EXERCISE OBJECTIVE: In the entries that follow, find the word "warranted" and report each line it is on.

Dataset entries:
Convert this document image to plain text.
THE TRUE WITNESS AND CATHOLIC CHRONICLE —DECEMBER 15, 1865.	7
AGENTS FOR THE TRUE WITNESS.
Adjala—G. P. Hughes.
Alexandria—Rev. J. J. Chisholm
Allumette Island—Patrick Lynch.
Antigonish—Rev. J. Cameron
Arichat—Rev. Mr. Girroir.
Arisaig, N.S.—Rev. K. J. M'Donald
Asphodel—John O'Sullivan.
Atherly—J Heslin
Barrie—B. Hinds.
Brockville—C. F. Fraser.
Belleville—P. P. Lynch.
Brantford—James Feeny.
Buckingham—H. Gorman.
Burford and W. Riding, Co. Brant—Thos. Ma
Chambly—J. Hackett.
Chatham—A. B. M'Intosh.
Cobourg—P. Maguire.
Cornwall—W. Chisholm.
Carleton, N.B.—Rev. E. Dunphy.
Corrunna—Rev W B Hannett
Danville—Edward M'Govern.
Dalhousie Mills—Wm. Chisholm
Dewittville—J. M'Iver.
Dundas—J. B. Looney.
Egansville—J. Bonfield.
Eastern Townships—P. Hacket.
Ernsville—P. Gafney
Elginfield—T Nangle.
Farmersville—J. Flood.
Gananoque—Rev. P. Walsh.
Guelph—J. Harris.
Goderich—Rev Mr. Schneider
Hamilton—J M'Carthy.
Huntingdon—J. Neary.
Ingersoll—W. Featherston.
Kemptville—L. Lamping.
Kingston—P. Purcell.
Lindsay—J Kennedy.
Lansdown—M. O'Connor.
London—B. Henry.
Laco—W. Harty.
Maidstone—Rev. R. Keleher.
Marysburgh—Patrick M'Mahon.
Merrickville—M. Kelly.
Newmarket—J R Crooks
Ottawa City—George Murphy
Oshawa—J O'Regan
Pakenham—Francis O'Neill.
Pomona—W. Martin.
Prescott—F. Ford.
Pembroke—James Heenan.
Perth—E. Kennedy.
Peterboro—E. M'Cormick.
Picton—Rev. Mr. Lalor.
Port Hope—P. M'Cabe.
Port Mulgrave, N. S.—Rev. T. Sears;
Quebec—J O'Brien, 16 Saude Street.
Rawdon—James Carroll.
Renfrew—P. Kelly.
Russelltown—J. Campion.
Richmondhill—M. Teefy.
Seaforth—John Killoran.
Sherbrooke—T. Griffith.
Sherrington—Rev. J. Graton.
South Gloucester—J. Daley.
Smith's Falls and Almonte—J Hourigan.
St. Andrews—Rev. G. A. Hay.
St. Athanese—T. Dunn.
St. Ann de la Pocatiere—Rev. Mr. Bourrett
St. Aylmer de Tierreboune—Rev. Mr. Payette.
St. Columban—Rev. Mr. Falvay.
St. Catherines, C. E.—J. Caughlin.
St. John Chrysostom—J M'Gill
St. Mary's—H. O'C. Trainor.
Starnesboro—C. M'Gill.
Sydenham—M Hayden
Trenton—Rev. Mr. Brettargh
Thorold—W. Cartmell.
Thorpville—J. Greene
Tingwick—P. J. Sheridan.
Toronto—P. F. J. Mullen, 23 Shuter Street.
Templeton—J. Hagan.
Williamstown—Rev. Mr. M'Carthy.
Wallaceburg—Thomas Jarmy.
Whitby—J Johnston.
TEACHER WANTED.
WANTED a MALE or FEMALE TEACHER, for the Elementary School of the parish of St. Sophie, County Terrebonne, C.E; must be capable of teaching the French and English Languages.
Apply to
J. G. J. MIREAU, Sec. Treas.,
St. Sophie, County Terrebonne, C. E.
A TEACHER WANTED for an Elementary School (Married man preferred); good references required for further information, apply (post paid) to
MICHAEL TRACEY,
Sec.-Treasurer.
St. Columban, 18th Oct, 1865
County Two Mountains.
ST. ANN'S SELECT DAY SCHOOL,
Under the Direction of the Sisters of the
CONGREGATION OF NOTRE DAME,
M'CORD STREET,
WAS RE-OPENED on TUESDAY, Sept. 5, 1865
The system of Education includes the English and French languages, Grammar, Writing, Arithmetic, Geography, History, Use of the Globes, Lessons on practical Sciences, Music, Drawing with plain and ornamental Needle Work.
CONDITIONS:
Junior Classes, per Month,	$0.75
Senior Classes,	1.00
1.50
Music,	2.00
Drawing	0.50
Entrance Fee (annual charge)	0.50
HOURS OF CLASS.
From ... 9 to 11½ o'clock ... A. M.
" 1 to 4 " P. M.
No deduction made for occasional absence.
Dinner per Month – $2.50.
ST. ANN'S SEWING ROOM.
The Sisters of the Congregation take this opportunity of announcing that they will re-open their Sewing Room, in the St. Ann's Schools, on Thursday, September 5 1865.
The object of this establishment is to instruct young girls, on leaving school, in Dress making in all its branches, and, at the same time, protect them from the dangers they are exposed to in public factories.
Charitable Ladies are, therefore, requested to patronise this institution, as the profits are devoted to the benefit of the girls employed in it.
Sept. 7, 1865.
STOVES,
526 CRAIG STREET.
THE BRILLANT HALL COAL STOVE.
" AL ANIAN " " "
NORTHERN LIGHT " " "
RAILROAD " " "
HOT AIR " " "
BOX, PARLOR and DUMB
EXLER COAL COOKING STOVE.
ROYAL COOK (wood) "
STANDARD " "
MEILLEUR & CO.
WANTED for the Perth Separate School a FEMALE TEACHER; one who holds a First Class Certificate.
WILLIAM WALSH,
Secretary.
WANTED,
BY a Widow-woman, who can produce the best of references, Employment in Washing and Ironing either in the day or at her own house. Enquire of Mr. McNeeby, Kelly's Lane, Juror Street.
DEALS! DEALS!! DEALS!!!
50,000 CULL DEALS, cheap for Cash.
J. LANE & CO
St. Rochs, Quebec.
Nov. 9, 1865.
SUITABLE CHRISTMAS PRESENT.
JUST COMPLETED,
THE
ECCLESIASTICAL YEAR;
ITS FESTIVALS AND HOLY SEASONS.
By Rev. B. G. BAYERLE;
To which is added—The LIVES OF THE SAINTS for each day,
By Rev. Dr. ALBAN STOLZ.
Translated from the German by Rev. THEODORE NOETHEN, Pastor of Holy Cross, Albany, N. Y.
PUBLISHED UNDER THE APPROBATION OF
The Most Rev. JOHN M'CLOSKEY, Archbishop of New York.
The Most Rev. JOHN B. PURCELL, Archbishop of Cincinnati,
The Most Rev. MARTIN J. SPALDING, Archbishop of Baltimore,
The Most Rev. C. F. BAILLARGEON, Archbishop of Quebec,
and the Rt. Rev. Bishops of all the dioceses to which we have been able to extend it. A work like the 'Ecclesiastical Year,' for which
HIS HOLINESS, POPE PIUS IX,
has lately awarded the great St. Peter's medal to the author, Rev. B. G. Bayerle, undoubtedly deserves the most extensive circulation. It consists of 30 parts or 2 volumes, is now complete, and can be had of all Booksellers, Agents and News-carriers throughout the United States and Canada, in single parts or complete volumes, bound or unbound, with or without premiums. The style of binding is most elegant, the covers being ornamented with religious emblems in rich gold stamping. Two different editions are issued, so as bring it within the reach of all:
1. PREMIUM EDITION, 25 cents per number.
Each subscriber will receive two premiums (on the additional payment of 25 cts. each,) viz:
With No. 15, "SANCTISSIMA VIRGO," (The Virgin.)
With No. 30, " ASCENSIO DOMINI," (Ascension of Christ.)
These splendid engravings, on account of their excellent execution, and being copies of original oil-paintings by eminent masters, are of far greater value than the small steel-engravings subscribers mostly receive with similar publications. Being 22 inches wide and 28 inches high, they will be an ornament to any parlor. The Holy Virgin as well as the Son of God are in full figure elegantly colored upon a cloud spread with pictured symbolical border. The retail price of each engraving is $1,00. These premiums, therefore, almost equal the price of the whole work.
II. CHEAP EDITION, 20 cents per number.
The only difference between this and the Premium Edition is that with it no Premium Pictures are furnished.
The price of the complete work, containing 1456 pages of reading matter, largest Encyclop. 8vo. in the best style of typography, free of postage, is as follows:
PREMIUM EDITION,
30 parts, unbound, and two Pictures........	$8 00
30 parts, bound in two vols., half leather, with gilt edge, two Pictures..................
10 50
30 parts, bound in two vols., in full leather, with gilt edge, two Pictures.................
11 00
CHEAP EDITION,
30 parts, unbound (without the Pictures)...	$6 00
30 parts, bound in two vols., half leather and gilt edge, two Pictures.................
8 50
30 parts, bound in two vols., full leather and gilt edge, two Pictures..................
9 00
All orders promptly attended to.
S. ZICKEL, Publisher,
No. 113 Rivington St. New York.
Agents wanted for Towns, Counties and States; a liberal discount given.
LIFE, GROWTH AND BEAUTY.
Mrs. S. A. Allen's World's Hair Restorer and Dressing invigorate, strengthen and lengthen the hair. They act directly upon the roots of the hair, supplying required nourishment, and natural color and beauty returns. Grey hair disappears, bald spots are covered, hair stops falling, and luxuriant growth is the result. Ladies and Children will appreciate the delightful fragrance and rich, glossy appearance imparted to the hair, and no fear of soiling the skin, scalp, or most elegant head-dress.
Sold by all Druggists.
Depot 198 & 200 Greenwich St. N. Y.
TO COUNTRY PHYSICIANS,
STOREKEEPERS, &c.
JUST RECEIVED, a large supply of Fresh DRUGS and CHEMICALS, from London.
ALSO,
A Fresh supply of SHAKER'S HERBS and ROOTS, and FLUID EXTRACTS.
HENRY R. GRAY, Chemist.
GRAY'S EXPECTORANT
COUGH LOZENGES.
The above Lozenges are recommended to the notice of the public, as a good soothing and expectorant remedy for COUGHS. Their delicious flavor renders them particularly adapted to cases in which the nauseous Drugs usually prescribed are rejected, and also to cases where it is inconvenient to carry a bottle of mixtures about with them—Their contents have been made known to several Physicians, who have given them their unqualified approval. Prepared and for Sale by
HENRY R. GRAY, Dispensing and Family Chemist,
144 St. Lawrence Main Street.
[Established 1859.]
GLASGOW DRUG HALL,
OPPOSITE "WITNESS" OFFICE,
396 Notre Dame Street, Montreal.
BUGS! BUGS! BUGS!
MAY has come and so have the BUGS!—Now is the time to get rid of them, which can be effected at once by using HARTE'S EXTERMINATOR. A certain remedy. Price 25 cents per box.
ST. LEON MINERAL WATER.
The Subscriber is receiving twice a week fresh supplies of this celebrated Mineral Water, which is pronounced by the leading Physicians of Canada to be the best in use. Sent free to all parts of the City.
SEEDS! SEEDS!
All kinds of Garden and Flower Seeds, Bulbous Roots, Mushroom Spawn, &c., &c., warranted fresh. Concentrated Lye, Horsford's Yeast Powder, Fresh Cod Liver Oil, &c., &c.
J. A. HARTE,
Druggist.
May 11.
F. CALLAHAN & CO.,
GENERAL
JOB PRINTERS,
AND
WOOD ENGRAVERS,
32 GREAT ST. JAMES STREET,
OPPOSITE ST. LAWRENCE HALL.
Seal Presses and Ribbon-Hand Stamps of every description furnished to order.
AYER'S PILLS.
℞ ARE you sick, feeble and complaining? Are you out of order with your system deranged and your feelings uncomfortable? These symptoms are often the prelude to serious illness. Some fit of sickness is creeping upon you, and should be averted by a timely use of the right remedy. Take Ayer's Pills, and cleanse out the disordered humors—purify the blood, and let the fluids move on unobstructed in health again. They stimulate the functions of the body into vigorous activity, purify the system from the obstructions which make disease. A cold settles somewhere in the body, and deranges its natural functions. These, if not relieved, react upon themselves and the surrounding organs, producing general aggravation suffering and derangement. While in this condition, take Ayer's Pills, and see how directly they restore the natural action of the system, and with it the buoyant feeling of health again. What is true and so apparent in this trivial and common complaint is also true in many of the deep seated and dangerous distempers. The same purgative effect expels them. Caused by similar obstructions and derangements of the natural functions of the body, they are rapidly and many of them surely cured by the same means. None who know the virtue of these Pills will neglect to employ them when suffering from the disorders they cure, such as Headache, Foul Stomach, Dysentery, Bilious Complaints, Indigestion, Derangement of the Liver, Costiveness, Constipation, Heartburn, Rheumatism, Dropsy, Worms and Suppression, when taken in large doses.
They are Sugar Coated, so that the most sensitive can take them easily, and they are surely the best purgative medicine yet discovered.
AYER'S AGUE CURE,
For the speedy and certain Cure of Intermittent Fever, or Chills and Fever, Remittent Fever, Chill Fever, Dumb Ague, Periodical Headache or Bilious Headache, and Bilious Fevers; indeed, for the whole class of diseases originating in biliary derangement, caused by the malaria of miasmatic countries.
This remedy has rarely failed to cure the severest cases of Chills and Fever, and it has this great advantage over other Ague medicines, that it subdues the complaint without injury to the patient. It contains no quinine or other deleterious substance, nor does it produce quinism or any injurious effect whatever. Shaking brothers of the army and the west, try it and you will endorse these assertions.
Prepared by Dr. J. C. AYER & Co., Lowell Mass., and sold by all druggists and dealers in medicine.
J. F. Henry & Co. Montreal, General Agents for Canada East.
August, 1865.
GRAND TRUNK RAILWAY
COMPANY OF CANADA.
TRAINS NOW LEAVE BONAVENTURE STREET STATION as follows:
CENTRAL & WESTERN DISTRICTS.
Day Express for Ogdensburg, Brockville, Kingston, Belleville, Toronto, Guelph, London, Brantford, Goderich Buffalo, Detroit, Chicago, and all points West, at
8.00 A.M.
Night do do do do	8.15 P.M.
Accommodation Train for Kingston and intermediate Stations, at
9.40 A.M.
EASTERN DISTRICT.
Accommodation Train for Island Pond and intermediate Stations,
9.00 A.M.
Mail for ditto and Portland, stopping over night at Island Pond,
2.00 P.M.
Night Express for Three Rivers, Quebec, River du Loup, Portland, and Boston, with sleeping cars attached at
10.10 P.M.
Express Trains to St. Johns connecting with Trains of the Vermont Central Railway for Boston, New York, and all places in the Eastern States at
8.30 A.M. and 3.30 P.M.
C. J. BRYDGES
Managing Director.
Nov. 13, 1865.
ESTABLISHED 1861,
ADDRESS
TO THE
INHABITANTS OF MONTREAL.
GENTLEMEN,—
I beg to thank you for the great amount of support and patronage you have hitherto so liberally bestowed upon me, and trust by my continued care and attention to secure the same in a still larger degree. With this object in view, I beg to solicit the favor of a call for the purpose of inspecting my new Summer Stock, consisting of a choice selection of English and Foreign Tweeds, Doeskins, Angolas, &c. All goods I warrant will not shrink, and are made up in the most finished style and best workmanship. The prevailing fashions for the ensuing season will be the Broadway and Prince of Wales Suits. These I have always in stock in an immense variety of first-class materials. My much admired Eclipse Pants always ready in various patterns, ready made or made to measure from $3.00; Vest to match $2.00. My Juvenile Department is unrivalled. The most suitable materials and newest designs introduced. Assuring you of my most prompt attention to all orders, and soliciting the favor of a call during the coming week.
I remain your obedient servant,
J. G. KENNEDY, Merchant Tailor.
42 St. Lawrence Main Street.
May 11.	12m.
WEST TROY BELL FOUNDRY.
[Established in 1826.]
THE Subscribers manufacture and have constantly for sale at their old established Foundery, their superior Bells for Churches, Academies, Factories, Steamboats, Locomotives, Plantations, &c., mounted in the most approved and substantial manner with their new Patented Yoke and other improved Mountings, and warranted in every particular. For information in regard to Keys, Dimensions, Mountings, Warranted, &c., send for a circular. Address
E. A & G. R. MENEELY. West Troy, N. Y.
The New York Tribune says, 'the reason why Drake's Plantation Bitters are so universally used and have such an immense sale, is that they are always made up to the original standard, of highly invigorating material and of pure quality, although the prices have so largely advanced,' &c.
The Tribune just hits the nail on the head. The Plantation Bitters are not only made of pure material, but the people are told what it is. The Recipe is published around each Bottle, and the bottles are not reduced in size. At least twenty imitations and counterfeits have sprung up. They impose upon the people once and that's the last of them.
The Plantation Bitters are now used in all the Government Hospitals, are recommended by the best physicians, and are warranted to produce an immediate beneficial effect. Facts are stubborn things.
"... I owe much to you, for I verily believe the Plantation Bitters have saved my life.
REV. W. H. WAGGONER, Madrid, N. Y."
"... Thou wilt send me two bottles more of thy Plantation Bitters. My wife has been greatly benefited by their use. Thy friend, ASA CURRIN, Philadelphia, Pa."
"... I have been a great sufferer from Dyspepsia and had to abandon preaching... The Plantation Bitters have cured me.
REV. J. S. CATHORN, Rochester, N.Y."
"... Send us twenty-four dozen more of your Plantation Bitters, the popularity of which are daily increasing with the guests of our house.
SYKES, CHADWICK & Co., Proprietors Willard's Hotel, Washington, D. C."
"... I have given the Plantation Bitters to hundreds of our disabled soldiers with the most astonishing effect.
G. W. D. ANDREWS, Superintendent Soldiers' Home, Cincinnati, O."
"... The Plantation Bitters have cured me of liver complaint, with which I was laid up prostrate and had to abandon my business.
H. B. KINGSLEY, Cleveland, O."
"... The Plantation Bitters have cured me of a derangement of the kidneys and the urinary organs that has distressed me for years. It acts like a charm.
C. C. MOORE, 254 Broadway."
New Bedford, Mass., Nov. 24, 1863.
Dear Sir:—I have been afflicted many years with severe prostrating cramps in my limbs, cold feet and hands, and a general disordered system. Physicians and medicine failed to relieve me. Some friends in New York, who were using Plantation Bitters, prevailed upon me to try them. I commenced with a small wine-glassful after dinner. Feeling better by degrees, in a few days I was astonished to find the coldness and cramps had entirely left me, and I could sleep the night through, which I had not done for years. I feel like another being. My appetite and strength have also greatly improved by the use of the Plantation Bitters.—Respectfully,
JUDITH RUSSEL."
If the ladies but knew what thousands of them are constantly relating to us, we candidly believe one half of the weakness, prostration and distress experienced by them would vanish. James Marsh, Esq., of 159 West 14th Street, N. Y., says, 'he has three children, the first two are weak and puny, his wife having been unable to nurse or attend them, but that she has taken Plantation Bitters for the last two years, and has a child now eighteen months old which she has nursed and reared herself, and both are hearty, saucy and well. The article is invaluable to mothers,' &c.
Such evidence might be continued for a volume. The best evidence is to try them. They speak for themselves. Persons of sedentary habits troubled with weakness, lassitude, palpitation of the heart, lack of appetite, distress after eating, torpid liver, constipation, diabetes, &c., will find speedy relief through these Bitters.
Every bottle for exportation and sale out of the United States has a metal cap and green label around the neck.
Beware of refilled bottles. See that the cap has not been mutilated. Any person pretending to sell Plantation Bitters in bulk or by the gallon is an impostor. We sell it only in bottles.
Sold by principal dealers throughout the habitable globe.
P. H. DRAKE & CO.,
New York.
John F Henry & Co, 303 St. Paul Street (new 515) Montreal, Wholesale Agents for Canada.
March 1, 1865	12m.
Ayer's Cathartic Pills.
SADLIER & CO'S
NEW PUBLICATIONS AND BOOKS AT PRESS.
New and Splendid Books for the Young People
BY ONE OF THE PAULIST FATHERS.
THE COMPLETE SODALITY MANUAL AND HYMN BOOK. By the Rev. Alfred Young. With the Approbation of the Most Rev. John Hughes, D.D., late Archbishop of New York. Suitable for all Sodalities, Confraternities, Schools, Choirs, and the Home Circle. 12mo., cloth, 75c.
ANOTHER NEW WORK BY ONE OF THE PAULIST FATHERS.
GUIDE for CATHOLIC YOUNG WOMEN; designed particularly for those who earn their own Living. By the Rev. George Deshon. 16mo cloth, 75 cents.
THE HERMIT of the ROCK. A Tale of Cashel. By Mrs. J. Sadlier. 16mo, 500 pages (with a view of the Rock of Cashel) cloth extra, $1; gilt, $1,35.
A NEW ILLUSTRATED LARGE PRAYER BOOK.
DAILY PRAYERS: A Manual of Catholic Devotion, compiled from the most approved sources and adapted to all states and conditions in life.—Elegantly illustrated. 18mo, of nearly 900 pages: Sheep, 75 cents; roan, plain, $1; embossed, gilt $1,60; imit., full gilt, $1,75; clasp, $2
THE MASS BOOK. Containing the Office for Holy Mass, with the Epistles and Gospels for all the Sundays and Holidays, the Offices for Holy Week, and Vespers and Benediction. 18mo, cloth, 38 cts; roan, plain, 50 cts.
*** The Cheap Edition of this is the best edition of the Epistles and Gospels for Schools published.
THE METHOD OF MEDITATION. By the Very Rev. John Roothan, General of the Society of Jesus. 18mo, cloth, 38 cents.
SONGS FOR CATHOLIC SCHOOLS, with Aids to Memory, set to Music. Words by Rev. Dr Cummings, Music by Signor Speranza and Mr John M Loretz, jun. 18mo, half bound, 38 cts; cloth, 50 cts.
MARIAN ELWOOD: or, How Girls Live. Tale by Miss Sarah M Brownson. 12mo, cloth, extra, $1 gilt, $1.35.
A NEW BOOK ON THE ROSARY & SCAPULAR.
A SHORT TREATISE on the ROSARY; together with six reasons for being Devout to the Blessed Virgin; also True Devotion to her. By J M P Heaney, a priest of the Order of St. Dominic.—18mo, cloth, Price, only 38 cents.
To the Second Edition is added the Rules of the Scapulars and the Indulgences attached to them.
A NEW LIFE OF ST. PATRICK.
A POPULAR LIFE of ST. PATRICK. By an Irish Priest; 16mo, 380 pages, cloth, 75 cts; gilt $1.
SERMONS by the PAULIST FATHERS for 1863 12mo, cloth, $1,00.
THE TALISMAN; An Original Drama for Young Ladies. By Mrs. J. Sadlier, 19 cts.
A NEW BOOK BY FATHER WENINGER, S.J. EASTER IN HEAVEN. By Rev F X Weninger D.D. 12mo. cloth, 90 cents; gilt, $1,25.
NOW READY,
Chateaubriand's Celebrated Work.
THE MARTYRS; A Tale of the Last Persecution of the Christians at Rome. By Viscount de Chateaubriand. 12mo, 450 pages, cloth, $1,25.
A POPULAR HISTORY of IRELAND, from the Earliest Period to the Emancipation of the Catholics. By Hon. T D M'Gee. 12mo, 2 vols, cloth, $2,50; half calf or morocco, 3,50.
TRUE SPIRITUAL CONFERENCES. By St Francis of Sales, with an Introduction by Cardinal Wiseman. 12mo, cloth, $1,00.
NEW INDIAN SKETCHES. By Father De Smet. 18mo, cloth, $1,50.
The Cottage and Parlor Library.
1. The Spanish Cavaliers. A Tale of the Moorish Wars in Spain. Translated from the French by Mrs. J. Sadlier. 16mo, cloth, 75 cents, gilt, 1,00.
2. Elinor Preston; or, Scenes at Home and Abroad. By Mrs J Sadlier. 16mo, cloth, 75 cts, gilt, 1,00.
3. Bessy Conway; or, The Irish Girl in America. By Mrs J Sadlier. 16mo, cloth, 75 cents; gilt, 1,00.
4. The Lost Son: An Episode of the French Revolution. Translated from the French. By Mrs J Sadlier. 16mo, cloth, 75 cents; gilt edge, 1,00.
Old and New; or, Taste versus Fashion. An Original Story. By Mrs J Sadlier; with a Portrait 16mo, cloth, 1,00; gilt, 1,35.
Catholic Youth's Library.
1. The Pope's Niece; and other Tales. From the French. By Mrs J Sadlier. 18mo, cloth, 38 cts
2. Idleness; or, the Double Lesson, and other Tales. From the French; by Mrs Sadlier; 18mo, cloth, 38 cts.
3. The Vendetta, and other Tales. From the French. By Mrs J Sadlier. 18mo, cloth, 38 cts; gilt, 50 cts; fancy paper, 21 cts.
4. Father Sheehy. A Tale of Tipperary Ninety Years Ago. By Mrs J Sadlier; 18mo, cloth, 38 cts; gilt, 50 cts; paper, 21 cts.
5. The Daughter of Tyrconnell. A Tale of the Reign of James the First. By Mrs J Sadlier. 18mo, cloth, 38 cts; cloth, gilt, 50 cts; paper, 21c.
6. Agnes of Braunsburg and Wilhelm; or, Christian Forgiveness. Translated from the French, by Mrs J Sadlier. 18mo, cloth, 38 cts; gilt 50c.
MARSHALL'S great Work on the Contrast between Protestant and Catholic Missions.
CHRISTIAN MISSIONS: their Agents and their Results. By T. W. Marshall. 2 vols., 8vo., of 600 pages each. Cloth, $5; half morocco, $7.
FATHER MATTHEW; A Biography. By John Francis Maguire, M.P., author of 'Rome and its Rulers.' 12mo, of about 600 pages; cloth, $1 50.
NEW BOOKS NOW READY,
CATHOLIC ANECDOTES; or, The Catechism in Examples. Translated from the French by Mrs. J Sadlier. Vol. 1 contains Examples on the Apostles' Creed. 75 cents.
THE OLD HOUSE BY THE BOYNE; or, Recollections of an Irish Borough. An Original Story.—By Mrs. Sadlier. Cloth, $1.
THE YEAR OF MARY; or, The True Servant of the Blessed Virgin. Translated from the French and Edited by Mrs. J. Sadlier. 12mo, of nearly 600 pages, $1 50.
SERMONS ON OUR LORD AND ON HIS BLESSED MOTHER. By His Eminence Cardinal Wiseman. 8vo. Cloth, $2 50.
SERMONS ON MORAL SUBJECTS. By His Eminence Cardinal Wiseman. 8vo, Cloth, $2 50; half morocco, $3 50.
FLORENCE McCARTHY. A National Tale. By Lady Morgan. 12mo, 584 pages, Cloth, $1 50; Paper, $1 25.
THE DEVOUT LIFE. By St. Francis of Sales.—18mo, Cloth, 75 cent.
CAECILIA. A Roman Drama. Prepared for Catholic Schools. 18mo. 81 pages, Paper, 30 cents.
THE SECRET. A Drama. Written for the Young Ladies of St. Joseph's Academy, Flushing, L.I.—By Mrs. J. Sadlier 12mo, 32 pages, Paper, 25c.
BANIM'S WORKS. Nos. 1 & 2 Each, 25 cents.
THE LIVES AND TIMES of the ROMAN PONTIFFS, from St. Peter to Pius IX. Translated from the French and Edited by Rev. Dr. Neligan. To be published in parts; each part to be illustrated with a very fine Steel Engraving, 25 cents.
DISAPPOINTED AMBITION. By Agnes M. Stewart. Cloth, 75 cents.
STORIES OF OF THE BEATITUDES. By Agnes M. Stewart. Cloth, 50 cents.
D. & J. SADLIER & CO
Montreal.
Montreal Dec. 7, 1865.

COMPLETED EXERCISE:
All kinds of Garden and Flower Seeds, Bulbous Roots, Mushroom Spawn, &c., &c., warranted fresh. Concentrated Lye, Horsford's Yeast Powder, Fresh Cod Liver Oil, &c., &c.
THE Subscribers manufacture and have constantly for sale at their old established Foundery, their superior Bells for Churches, Academies, Factories, Steamboats, Locomotives, Plantations, &c., mounted in the most approved and substantial manner with their new Patented Yoke and other improved Mountings, and warranted in every particular. For information in regard to Keys, Dimensions, Mountings, Warranted, &c., send for a circular. Address
The Plantation Bitters are now used in all the Government Hospitals, are recommended by the best physicians, and are warranted to produce an immediate beneficial effect. Facts are stubborn things.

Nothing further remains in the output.